#### Task brief
Output all lines exactly.

____

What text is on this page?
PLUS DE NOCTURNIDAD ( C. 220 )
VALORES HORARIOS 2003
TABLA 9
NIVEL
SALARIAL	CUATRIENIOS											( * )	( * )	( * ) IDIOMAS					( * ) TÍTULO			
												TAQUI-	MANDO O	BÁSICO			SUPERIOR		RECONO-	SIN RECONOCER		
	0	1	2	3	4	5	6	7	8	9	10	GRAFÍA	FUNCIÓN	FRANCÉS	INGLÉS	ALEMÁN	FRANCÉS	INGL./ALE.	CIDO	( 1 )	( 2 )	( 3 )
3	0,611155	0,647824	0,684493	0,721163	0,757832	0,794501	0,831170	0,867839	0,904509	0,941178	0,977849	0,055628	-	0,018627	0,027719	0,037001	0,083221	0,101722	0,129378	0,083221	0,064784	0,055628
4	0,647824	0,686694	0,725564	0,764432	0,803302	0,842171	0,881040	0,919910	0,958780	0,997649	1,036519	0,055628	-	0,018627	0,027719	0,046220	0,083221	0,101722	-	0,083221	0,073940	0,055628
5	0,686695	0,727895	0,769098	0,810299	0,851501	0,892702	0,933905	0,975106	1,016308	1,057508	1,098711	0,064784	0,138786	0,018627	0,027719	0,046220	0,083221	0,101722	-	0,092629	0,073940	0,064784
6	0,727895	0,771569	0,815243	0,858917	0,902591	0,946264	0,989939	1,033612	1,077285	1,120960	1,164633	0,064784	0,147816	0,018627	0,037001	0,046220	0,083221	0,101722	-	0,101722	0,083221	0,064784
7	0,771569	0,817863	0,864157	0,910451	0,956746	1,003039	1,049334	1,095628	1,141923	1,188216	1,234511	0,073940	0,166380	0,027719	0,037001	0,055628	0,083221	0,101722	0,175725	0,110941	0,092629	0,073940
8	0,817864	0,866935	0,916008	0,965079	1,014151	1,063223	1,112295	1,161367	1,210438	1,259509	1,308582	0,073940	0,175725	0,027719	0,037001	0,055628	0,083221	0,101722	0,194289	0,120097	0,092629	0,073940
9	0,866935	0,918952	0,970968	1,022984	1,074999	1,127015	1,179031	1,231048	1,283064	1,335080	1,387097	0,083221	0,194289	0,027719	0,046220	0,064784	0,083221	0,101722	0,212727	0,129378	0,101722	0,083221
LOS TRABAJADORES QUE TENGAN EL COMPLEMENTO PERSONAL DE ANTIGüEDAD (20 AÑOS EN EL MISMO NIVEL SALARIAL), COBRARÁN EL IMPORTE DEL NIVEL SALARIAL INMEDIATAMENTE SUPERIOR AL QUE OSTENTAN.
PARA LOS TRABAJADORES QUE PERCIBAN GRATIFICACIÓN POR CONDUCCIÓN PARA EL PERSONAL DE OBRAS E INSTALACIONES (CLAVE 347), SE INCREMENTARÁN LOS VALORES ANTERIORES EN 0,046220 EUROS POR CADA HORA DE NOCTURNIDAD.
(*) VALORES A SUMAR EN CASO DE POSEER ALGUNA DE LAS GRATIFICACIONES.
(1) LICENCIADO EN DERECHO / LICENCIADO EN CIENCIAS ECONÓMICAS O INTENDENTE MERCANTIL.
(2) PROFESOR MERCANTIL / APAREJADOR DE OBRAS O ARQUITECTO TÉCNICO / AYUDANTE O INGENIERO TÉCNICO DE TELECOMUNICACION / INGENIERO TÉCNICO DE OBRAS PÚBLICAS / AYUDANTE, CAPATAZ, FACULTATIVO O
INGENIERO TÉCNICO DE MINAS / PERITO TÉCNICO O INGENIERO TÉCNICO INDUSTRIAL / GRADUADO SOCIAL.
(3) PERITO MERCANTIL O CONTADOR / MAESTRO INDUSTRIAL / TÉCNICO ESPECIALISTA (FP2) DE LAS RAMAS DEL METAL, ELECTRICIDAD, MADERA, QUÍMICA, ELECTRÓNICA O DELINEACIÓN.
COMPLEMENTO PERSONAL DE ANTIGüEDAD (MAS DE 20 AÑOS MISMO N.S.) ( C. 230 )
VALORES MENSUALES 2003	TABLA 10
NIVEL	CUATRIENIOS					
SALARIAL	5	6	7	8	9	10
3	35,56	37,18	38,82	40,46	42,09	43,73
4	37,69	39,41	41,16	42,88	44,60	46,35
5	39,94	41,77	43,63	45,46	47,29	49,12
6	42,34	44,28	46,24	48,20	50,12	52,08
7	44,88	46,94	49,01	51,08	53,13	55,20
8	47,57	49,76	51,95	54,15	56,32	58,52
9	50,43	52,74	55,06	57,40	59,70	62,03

____

#### Right answer
What text is on this page?
PLUS DE NOCTURNIDAD ( C. 220 )
VALORES HORARIOS 2003
TABLA 9
NIVEL
SALARIAL	CUATRIENIOS											( * )	( * )	( * ) IDIOMAS					( * ) TÍTULO			
												TAQUI-	MANDO O	BÁSICO			SUPERIOR		RECONO-	SIN RECONOCER		
	0	1	2	3	4	5	6	7	8	9	10	GRAFÍA	FUNCIÓN	FRANCÉS	INGLÉS	ALEMÁN	FRANCÉS	INGL./ALE.	CIDO	( 1 )	( 2 )	( 3 )
3	0,611155	0,647824	0,684493	0,721163	0,757832	0,794501	0,831170	0,867839	0,904509	0,941178	0,977849	0,055628	-	0,018627	0,027719	0,037001	0,083221	0,101722	0,129378	0,083221	0,064784	0,055628
4	0,647824	0,686694	0,725564	0,764432	0,803302	0,842171	0,881040	0,919910	0,958780	0,997649	1,036519	0,055628	-	0,018627	0,027719	0,046220	0,083221	0,101722	-	0,083221	0,073940	0,055628
5	0,686695	0,727895	0,769098	0,810299	0,851501	0,892702	0,933905	0,975106	1,016308	1,057508	1,098711	0,064784	0,138786	0,018627	0,027719	0,046220	0,083221	0,101722	-	0,092629	0,073940	0,064784
6	0,727895	0,771569	0,815243	0,858917	0,902591	0,946264	0,989939	1,033612	1,077285	1,120960	1,164633	0,064784	0,147816	0,018627	0,037001	0,046220	0,083221	0,101722	-	0,101722	0,083221	0,064784
7	0,771569	0,817863	0,864157	0,910451	0,956746	1,003039	1,049334	1,095628	1,141923	1,188216	1,234511	0,073940	0,166380	0,027719	0,037001	0,055628	0,083221	0,101722	0,175725	0,110941	0,092629	0,073940
8	0,817864	0,866935	0,916008	0,965079	1,014151	1,063223	1,112295	1,161367	1,210438	1,259509	1,308582	0,073940	0,175725	0,027719	0,037001	0,055628	0,083221	0,101722	0,194289	0,120097	0,092629	0,073940
9	0,866935	0,918952	0,970968	1,022984	1,074999	1,127015	1,179031	1,231048	1,283064	1,335080	1,387097	0,083221	0,194289	0,027719	0,046220	0,064784	0,083221	0,101722	0,212727	0,129378	0,101722	0,083221
LOS TRABAJADORES QUE TENGAN EL COMPLEMENTO PERSONAL DE ANTIGüEDAD (20 AÑOS EN EL MISMO NIVEL SALARIAL), COBRARÁN EL IMPORTE DEL NIVEL SALARIAL INMEDIATAMENTE SUPERIOR AL QUE OSTENTAN.
PARA LOS TRABAJADORES QUE PERCIBAN GRATIFICACIÓN POR CONDUCCIÓN PARA EL PERSONAL DE OBRAS E INSTALACIONES (CLAVE 347), SE INCREMENTARÁN LOS VALORES ANTERIORES EN 0,046220 EUROS POR CADA HORA DE NOCTURNIDAD.
(*) VALORES A SUMAR EN CASO DE POSEER ALGUNA DE LAS GRATIFICACIONES.
(1) LICENCIADO EN DERECHO / LICENCIADO EN CIENCIAS ECONÓMICAS O INTENDENTE MERCANTIL.
(2) PROFESOR MERCANTIL / APAREJADOR DE OBRAS O ARQUITECTO TÉCNICO / AYUDANTE O INGENIERO TÉCNICO DE TELECOMUNICACION / INGENIERO TÉCNICO DE OBRAS PÚBLICAS / AYUDANTE, CAPATAZ, FACULTATIVO O
INGENIERO TÉCNICO DE MINAS / PERITO TÉCNICO O INGENIERO TÉCNICO INDUSTRIAL / GRADUADO SOCIAL.
(3) PERITO MERCANTIL O CONTADOR / MAESTRO INDUSTRIAL / TÉCNICO ESPECIALISTA (FP2) DE LAS RAMAS DEL METAL, ELECTRICIDAD, MADERA, QUÍMICA, ELECTRÓNICA O DELINEACIÓN.
COMPLEMENTO PERSONAL DE ANTIGüEDAD (MAS DE 20 AÑOS MISMO N.S.) ( C. 230 )
VALORES MENSUALES 2003	TABLA 10
NIVEL	CUATRIENIOS					
SALARIAL	5	6	7	8	9	10
3	35,56	37,18	38,82	40,46	42,09	43,73
4	37,69	39,41	41,16	42,88	44,60	46,35
5	39,94	41,77	43,63	45,46	47,29	49,12
6	42,34	44,28	46,24	48,20	50,12	52,08
7	44,88	46,94	49,01	51,08	53,13	55,20
8	47,57	49,76	51,95	54,15	56,32	58,52
9	50,43	52,74	55,06	57,40	59,70	62,03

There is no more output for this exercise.